— BEGIN SUPPLIED MATERIAL —
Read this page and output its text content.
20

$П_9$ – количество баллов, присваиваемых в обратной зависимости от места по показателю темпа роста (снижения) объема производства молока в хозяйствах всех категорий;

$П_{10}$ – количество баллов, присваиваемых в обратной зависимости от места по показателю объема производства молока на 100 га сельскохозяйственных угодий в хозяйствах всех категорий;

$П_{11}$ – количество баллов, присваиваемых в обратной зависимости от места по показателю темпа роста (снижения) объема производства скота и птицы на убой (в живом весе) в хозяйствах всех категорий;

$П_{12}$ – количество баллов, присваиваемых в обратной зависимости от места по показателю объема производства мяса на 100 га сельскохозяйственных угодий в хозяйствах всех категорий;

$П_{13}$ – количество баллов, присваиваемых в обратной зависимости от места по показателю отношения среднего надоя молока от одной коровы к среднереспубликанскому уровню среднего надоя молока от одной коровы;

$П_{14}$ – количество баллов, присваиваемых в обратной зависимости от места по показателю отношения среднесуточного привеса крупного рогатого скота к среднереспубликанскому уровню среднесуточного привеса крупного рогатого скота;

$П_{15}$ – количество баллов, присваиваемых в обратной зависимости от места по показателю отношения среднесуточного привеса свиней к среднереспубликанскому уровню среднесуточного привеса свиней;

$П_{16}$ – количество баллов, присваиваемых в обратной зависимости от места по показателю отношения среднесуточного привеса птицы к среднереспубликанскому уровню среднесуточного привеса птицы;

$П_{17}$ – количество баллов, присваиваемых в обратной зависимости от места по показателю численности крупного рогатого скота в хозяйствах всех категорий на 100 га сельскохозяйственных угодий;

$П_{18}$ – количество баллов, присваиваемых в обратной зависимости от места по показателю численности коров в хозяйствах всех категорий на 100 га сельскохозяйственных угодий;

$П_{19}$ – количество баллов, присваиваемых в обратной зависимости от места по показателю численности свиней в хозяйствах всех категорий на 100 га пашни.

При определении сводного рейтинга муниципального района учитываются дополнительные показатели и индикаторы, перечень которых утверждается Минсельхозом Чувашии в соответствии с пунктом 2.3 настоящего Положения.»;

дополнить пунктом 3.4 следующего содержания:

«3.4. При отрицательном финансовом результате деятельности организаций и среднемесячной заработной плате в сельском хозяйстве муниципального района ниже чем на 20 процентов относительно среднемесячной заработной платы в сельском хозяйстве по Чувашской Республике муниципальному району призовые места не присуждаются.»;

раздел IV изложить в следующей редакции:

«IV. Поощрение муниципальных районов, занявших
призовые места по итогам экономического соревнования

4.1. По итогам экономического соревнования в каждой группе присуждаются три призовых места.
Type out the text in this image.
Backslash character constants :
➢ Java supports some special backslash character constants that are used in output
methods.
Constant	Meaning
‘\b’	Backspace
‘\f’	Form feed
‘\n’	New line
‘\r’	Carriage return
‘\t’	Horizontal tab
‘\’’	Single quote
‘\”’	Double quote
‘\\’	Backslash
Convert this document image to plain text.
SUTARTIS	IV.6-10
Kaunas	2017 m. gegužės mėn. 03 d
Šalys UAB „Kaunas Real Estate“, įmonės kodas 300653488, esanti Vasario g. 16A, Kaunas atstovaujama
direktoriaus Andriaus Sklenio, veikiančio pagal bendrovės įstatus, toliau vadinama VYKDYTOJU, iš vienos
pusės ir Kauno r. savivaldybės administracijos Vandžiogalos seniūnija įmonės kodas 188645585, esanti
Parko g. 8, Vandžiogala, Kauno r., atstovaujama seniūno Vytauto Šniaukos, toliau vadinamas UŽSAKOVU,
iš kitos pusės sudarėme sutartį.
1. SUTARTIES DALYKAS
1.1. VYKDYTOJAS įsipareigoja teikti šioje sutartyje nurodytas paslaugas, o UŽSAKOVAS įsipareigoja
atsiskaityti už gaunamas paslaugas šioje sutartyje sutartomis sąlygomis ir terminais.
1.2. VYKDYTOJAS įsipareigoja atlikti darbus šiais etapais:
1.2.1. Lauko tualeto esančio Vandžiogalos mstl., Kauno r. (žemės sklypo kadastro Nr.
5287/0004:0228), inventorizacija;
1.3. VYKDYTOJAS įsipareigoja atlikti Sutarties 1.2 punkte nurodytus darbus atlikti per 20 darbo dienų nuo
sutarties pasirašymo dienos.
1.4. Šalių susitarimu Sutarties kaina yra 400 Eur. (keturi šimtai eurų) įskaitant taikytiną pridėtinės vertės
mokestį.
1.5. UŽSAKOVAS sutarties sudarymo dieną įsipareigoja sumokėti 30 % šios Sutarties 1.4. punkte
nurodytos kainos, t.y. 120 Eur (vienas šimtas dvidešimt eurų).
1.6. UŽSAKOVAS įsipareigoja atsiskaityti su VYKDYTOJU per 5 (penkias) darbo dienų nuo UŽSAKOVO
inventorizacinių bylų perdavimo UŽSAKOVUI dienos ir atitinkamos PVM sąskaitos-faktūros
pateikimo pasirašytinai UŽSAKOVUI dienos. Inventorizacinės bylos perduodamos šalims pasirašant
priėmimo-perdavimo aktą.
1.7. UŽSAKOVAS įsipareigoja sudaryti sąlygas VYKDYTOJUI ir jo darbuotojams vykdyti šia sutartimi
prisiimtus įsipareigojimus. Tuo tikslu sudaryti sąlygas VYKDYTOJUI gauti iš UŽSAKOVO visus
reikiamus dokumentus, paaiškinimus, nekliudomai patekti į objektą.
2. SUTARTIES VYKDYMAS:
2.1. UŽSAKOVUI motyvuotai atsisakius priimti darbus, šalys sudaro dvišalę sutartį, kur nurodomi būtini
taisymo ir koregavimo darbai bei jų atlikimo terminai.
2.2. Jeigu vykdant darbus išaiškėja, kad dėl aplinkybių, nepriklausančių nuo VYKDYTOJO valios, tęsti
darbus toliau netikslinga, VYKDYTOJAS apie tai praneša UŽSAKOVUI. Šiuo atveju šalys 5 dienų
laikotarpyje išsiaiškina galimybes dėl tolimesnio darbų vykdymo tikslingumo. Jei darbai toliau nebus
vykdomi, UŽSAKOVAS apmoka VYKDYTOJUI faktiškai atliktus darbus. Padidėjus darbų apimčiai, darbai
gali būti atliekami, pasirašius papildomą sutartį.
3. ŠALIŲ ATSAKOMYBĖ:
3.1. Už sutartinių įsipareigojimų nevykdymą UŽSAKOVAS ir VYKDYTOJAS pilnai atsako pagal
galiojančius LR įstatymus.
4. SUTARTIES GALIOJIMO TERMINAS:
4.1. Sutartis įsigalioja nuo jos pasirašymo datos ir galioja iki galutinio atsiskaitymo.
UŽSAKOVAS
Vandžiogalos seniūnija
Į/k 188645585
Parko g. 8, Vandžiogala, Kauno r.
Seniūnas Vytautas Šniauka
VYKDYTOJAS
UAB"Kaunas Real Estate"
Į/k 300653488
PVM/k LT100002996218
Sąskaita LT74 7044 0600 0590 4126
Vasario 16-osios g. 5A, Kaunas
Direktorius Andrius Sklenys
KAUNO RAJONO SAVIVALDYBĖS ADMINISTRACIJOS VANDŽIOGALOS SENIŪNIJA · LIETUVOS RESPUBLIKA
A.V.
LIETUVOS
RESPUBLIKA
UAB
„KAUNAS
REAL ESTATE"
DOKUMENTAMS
— END SUPPLIED MATERIAL —
*DO THIS*. What is the number of lines in the listing that include the word "image"? Give that number and nothing else.

*SOLUTION FOR THIS EXERCISE*. 2